┌──
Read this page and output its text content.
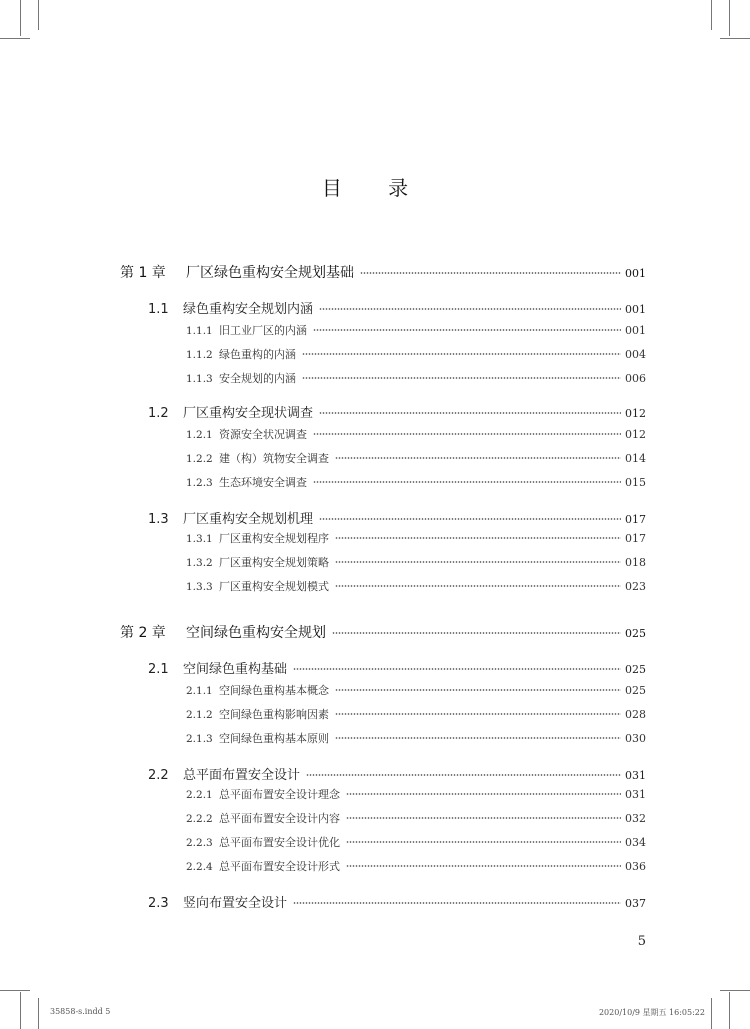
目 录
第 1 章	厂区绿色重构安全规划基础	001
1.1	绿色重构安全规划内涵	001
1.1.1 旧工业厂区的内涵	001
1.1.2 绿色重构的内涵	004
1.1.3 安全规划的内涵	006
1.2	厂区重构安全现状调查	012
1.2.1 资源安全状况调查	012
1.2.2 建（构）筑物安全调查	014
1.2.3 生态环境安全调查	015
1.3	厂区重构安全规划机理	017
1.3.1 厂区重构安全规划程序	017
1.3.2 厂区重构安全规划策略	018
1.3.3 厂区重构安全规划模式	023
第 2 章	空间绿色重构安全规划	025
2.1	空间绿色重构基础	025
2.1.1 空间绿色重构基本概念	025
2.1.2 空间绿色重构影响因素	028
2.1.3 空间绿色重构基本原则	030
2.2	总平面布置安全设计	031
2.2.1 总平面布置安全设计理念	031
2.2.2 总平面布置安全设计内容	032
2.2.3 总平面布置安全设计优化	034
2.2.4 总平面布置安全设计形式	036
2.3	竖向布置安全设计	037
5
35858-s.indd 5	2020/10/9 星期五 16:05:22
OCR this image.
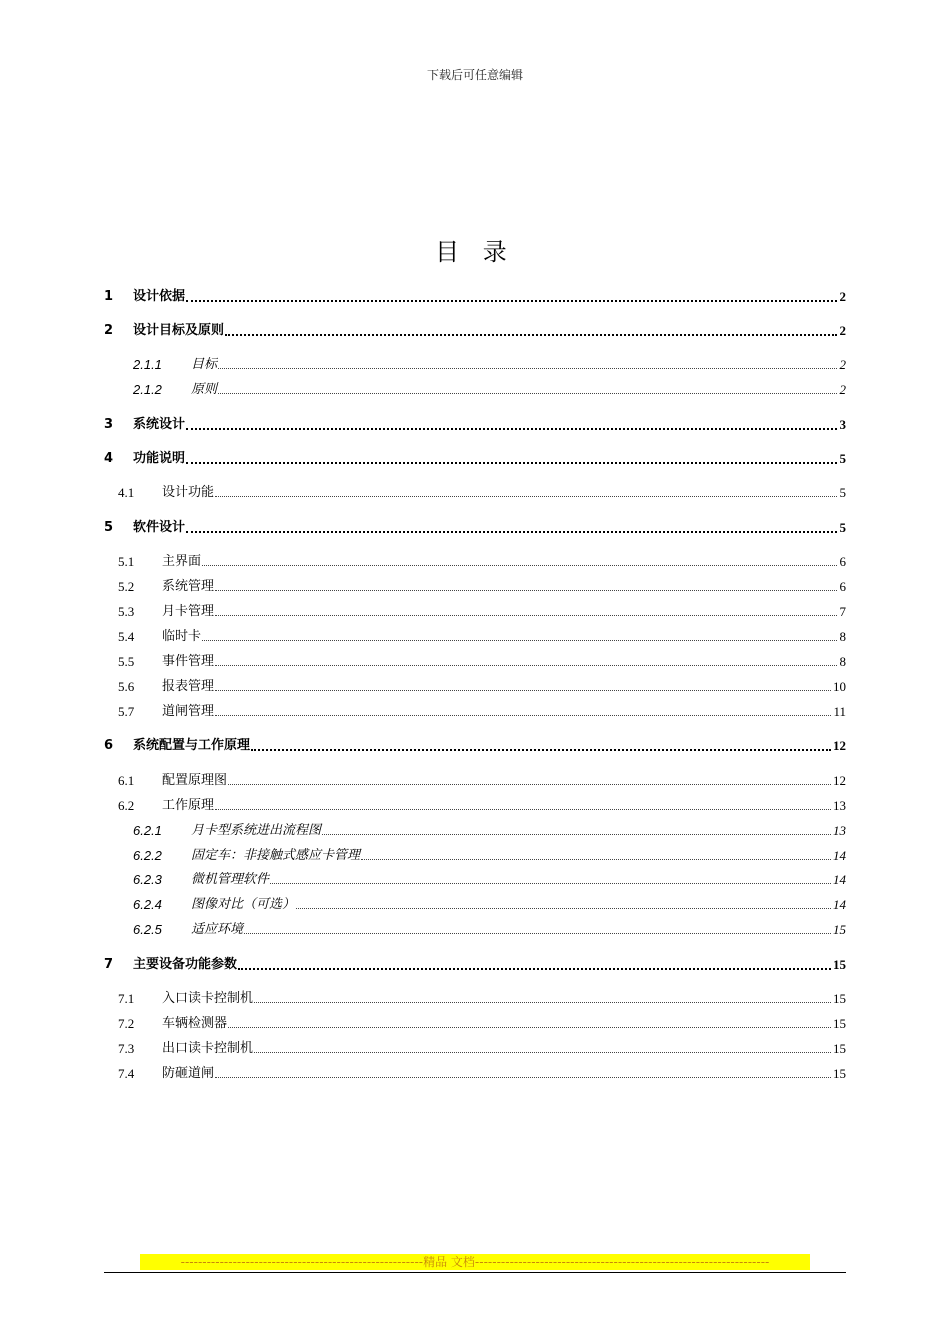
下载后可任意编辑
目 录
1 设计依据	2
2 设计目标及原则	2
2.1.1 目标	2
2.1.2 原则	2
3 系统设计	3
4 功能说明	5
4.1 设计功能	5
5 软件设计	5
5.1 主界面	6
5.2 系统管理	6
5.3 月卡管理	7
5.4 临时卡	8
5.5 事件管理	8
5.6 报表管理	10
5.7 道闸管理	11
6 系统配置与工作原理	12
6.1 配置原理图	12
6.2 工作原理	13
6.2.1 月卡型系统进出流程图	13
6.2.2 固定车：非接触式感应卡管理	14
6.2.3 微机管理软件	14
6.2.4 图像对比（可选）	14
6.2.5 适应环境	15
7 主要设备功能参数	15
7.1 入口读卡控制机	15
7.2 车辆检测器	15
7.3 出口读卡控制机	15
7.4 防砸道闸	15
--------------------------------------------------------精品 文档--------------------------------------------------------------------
└──
THE PROBLEM: Transcribe the material exactly, and leave out whatever pictures it holds.

RESULT OF THIS TASK:
Read this page and output its text content.
目 录
第 1 章	厂区绿色重构安全规划基础	001
1.1	绿色重构安全规划内涵	001
1.1.1 旧工业厂区的内涵	001
1.1.2 绿色重构的内涵	004
1.1.3 安全规划的内涵	006
1.2	厂区重构安全现状调查	012
1.2.1 资源安全状况调查	012
1.2.2 建（构）筑物安全调查	014
1.2.3 生态环境安全调查	015
1.3	厂区重构安全规划机理	017
1.3.1 厂区重构安全规划程序	017
1.3.2 厂区重构安全规划策略	018
1.3.3 厂区重构安全规划模式	023
第 2 章	空间绿色重构安全规划	025
2.1	空间绿色重构基础	025
2.1.1 空间绿色重构基本概念	025
2.1.2 空间绿色重构影响因素	028
2.1.3 空间绿色重构基本原则	030
2.2	总平面布置安全设计	031
2.2.1 总平面布置安全设计理念	031
2.2.2 总平面布置安全设计内容	032
2.2.3 总平面布置安全设计优化	034
2.2.4 总平面布置安全设计形式	036
2.3	竖向布置安全设计	037
5
35858-s.indd 5	2020/10/9 星期五 16:05:22
OCR this image.
下载后可任意编辑
目 录
1 设计依据	2
2 设计目标及原则	2
2.1.1 目标	2
2.1.2 原则	2
3 系统设计	3
4 功能说明	5
4.1 设计功能	5
5 软件设计	5
5.1 主界面	6
5.2 系统管理	6
5.3 月卡管理	7
5.4 临时卡	8
5.5 事件管理	8
5.6 报表管理	10
5.7 道闸管理	11
6 系统配置与工作原理	12
6.1 配置原理图	12
6.2 工作原理	13
6.2.1 月卡型系统进出流程图	13
6.2.2 固定车：非接触式感应卡管理	14
6.2.3 微机管理软件	14
6.2.4 图像对比（可选）	14
6.2.5 适应环境	15
7 主要设备功能参数	15
7.1 入口读卡控制机	15
7.2 车辆检测器	15
7.3 出口读卡控制机	15
7.4 防砸道闸	15
--------------------------------------------------------精品 文档--------------------------------------------------------------------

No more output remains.